### Written request
Output every entry exactly as written, skipping any pictures.

### Provided data
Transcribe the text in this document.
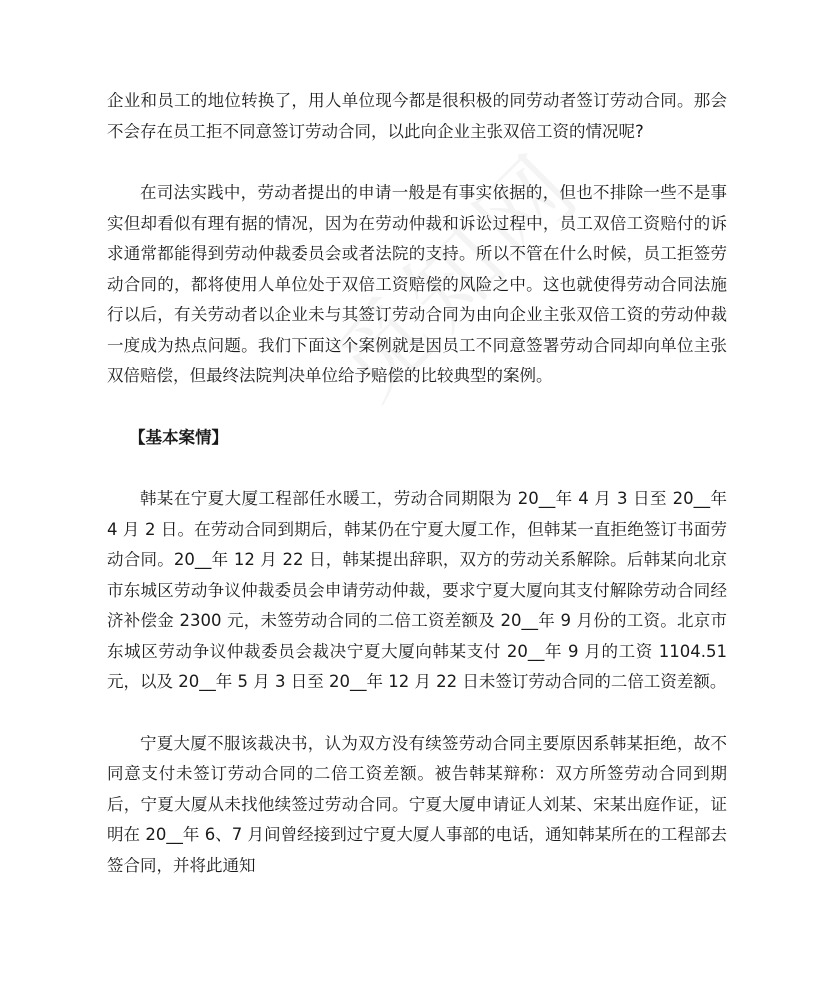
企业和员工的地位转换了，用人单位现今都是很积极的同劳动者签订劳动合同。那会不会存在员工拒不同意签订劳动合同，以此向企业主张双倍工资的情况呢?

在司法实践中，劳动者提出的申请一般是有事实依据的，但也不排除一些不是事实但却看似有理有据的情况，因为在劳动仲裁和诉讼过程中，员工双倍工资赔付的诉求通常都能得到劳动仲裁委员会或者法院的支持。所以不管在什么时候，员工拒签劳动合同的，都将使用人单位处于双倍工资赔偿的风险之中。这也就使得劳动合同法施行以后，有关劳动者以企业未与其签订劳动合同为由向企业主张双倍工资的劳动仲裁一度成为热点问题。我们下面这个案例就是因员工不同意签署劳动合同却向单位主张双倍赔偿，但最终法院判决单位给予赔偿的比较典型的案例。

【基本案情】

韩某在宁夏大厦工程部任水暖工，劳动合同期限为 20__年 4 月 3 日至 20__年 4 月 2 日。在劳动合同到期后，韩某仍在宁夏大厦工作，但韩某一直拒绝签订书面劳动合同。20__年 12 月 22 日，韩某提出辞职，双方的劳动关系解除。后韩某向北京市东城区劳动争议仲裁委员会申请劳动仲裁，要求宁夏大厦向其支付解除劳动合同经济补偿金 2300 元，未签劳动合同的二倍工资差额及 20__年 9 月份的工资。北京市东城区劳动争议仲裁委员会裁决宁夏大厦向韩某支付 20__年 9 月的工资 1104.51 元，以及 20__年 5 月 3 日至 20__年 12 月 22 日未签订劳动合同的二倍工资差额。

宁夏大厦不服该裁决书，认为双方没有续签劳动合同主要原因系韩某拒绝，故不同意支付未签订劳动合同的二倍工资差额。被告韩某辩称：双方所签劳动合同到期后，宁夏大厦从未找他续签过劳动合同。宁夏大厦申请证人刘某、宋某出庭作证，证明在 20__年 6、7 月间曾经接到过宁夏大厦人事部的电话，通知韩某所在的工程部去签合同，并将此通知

### Problem solution
Transcribe the text in this document.
企业和员工的地位转换了，用人单位现今都是很积极的同劳动者签订劳动合同。那会不会存在员工拒不同意签订劳动合同，以此向企业主张双倍工资的情况呢?

在司法实践中，劳动者提出的申请一般是有事实依据的，但也不排除一些不是事实但却看似有理有据的情况，因为在劳动仲裁和诉讼过程中，员工双倍工资赔付的诉求通常都能得到劳动仲裁委员会或者法院的支持。所以不管在什么时候，员工拒签劳动合同的，都将使用人单位处于双倍工资赔偿的风险之中。这也就使得劳动合同法施行以后，有关劳动者以企业未与其签订劳动合同为由向企业主张双倍工资的劳动仲裁一度成为热点问题。我们下面这个案例就是因员工不同意签署劳动合同却向单位主张双倍赔偿，但最终法院判决单位给予赔偿的比较典型的案例。

【基本案情】

韩某在宁夏大厦工程部任水暖工，劳动合同期限为 20__年 4 月 3 日至 20__年 4 月 2 日。在劳动合同到期后，韩某仍在宁夏大厦工作，但韩某一直拒绝签订书面劳动合同。20__年 12 月 22 日，韩某提出辞职，双方的劳动关系解除。后韩某向北京市东城区劳动争议仲裁委员会申请劳动仲裁，要求宁夏大厦向其支付解除劳动合同经济补偿金 2300 元，未签劳动合同的二倍工资差额及 20__年 9 月份的工资。北京市东城区劳动争议仲裁委员会裁决宁夏大厦向韩某支付 20__年 9 月的工资 1104.51 元，以及 20__年 5 月 3 日至 20__年 12 月 22 日未签订劳动合同的二倍工资差额。

宁夏大厦不服该裁决书，认为双方没有续签劳动合同主要原因系韩某拒绝，故不同意支付未签订劳动合同的二倍工资差额。被告韩某辩称：双方所签劳动合同到期后，宁夏大厦从未找他续签过劳动合同。宁夏大厦申请证人刘某、宋某出庭作证，证明在 20__年 6、7 月间曾经接到过宁夏大厦人事部的电话，通知韩某所在的工程部去签合同，并将此通知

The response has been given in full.